## [DATA LINES]
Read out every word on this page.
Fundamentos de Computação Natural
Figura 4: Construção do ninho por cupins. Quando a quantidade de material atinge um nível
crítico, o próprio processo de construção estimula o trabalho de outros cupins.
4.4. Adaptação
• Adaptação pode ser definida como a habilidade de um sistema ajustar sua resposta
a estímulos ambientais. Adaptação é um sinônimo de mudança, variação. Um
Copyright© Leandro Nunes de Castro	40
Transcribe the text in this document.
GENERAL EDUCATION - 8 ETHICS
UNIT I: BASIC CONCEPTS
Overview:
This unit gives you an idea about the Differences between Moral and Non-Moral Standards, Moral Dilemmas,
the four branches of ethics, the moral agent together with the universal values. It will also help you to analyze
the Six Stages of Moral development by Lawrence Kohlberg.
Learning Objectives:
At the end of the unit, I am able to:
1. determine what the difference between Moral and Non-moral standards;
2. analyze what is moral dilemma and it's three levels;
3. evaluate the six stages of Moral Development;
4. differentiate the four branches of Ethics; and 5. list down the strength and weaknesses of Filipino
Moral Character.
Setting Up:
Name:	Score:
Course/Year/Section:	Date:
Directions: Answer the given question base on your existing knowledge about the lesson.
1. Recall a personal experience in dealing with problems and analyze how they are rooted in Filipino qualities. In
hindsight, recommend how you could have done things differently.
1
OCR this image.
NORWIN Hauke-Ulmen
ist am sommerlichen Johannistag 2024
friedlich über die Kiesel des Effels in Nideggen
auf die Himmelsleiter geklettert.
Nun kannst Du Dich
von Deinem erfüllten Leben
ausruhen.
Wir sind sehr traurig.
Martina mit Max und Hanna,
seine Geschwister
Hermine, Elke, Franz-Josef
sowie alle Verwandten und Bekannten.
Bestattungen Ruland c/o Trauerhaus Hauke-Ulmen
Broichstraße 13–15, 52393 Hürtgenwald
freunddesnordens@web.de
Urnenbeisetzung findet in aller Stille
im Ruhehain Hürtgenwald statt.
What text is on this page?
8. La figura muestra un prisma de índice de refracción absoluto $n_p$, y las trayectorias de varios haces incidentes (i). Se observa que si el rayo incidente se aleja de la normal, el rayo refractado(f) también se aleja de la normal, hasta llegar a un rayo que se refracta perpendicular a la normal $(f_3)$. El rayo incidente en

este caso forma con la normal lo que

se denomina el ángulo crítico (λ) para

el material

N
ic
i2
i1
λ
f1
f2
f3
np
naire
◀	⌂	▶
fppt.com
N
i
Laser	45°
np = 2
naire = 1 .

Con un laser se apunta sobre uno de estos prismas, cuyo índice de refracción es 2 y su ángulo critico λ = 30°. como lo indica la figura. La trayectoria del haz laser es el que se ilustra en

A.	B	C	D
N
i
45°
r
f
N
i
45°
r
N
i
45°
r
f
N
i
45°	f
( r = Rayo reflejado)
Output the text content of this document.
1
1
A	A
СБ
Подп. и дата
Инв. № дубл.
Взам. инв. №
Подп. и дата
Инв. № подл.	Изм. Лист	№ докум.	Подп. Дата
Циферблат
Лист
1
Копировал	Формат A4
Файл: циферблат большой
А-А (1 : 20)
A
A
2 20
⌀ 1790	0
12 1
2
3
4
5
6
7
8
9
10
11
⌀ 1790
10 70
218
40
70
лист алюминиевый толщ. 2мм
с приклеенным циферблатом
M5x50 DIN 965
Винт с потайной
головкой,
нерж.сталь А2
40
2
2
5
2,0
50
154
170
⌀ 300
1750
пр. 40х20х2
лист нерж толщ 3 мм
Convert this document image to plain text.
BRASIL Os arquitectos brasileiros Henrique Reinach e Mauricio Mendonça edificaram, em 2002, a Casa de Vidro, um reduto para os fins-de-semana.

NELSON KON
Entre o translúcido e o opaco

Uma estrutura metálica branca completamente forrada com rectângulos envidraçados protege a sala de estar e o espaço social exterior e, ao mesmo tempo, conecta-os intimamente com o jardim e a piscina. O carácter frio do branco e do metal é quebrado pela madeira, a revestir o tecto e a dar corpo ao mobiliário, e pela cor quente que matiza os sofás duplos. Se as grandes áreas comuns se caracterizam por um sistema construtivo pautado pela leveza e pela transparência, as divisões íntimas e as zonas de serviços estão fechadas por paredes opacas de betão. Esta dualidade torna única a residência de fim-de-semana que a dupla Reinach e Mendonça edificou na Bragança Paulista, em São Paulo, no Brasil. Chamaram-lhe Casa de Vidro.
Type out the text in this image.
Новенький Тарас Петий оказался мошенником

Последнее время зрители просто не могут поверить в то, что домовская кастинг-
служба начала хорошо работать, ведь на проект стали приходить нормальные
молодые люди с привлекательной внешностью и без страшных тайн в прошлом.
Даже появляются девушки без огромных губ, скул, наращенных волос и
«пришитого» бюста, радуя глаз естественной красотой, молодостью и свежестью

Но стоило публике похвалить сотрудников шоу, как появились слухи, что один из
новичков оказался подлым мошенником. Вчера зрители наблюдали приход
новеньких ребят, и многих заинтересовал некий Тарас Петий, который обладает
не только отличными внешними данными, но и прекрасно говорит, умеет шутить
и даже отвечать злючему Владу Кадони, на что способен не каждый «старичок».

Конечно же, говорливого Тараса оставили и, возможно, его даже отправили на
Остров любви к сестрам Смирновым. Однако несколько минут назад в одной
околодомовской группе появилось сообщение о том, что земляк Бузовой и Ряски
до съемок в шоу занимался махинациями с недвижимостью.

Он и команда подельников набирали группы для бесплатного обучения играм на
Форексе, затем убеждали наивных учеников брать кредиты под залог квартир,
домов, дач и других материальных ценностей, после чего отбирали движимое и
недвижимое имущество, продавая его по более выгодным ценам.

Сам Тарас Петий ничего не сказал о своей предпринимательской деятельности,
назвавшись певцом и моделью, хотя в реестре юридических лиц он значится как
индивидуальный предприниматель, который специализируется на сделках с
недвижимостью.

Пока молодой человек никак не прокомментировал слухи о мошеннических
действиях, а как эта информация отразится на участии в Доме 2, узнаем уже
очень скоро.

## [THE REQUEST]
Print the whole listing exactly as it is.

## [ANSWER TO THIS TASK]
Read out every word on this page.
Fundamentos de Computação Natural
Figura 4: Construção do ninho por cupins. Quando a quantidade de material atinge um nível
crítico, o próprio processo de construção estimula o trabalho de outros cupins.
4.4. Adaptação
• Adaptação pode ser definida como a habilidade de um sistema ajustar sua resposta
a estímulos ambientais. Adaptação é um sinônimo de mudança, variação. Um
Copyright© Leandro Nunes de Castro	40
Transcribe the text in this document.
GENERAL EDUCATION - 8 ETHICS
UNIT I: BASIC CONCEPTS
Overview:
This unit gives you an idea about the Differences between Moral and Non-Moral Standards, Moral Dilemmas,
the four branches of ethics, the moral agent together with the universal values. It will also help you to analyze
the Six Stages of Moral development by Lawrence Kohlberg.
Learning Objectives:
At the end of the unit, I am able to:
1. determine what the difference between Moral and Non-moral standards;
2. analyze what is moral dilemma and it's three levels;
3. evaluate the six stages of Moral Development;
4. differentiate the four branches of Ethics; and 5. list down the strength and weaknesses of Filipino
Moral Character.
Setting Up:
Name:	Score:
Course/Year/Section:	Date:
Directions: Answer the given question base on your existing knowledge about the lesson.
1. Recall a personal experience in dealing with problems and analyze how they are rooted in Filipino qualities. In
hindsight, recommend how you could have done things differently.
1
OCR this image.
NORWIN Hauke-Ulmen
ist am sommerlichen Johannistag 2024
friedlich über die Kiesel des Effels in Nideggen
auf die Himmelsleiter geklettert.
Nun kannst Du Dich
von Deinem erfüllten Leben
ausruhen.
Wir sind sehr traurig.
Martina mit Max und Hanna,
seine Geschwister
Hermine, Elke, Franz-Josef
sowie alle Verwandten und Bekannten.
Bestattungen Ruland c/o Trauerhaus Hauke-Ulmen
Broichstraße 13–15, 52393 Hürtgenwald
freunddesnordens@web.de
Urnenbeisetzung findet in aller Stille
im Ruhehain Hürtgenwald statt.
What text is on this page?
8. La figura muestra un prisma de índice de refracción absoluto $n_p$, y las trayectorias de varios haces incidentes (i). Se observa que si el rayo incidente se aleja de la normal, el rayo refractado(f) también se aleja de la normal, hasta llegar a un rayo que se refracta perpendicular a la normal $(f_3)$. El rayo incidente en

este caso forma con la normal lo que

se denomina el ángulo crítico (λ) para

el material

N
ic
i2
i1
λ
f1
f2
f3
np
naire
◀	⌂	▶
fppt.com
N
i
Laser	45°
np = 2
naire = 1 .

Con un laser se apunta sobre uno de estos prismas, cuyo índice de refracción es 2 y su ángulo critico λ = 30°. como lo indica la figura. La trayectoria del haz laser es el que se ilustra en

A.	B	C	D
N
i
45°
r
f
N
i
45°
r
N
i
45°
r
f
N
i
45°	f
( r = Rayo reflejado)
Output the text content of this document.
1
1
A	A
СБ
Подп. и дата
Инв. № дубл.
Взам. инв. №
Подп. и дата
Инв. № подл.	Изм. Лист	№ докум.	Подп. Дата
Циферблат
Лист
1
Копировал	Формат A4
Файл: циферблат большой
А-А (1 : 20)
A
A
2 20
⌀ 1790	0
12 1
2
3
4
5
6
7
8
9
10
11
⌀ 1790
10 70
218
40
70
лист алюминиевый толщ. 2мм
с приклеенным циферблатом
M5x50 DIN 965
Винт с потайной
головкой,
нерж.сталь А2
40
2
2
5
2,0
50
154
170
⌀ 300
1750
пр. 40х20х2
лист нерж толщ 3 мм
Convert this document image to plain text.
BRASIL Os arquitectos brasileiros Henrique Reinach e Mauricio Mendonça edificaram, em 2002, a Casa de Vidro, um reduto para os fins-de-semana.

NELSON KON
Entre o translúcido e o opaco

Uma estrutura metálica branca completamente forrada com rectângulos envidraçados protege a sala de estar e o espaço social exterior e, ao mesmo tempo, conecta-os intimamente com o jardim e a piscina. O carácter frio do branco e do metal é quebrado pela madeira, a revestir o tecto e a dar corpo ao mobiliário, e pela cor quente que matiza os sofás duplos. Se as grandes áreas comuns se caracterizam por um sistema construtivo pautado pela leveza e pela transparência, as divisões íntimas e as zonas de serviços estão fechadas por paredes opacas de betão. Esta dualidade torna única a residência de fim-de-semana que a dupla Reinach e Mendonça edificou na Bragança Paulista, em São Paulo, no Brasil. Chamaram-lhe Casa de Vidro.
Type out the text in this image.
Новенький Тарас Петий оказался мошенником

Последнее время зрители просто не могут поверить в то, что домовская кастинг-
служба начала хорошо работать, ведь на проект стали приходить нормальные
молодые люди с привлекательной внешностью и без страшных тайн в прошлом.
Даже появляются девушки без огромных губ, скул, наращенных волос и
«пришитого» бюста, радуя глаз естественной красотой, молодостью и свежестью

Но стоило публике похвалить сотрудников шоу, как появились слухи, что один из
новичков оказался подлым мошенником. Вчера зрители наблюдали приход
новеньких ребят, и многих заинтересовал некий Тарас Петий, который обладает
не только отличными внешними данными, но и прекрасно говорит, умеет шутить
и даже отвечать злючему Владу Кадони, на что способен не каждый «старичок».

Конечно же, говорливого Тараса оставили и, возможно, его даже отправили на
Остров любви к сестрам Смирновым. Однако несколько минут назад в одной
околодомовской группе появилось сообщение о том, что земляк Бузовой и Ряски
до съемок в шоу занимался махинациями с недвижимостью.

Он и команда подельников набирали группы для бесплатного обучения играм на
Форексе, затем убеждали наивных учеников брать кредиты под залог квартир,
домов, дач и других материальных ценностей, после чего отбирали движимое и
недвижимое имущество, продавая его по более выгодным ценам.

Сам Тарас Петий ничего не сказал о своей предпринимательской деятельности,
назвавшись певцом и моделью, хотя в реестре юридических лиц он значится как
индивидуальный предприниматель, который специализируется на сделках с
недвижимостью.

Пока молодой человек никак не прокомментировал слухи о мошеннических
действиях, а как эта информация отразится на участии в Доме 2, узнаем уже
очень скоро.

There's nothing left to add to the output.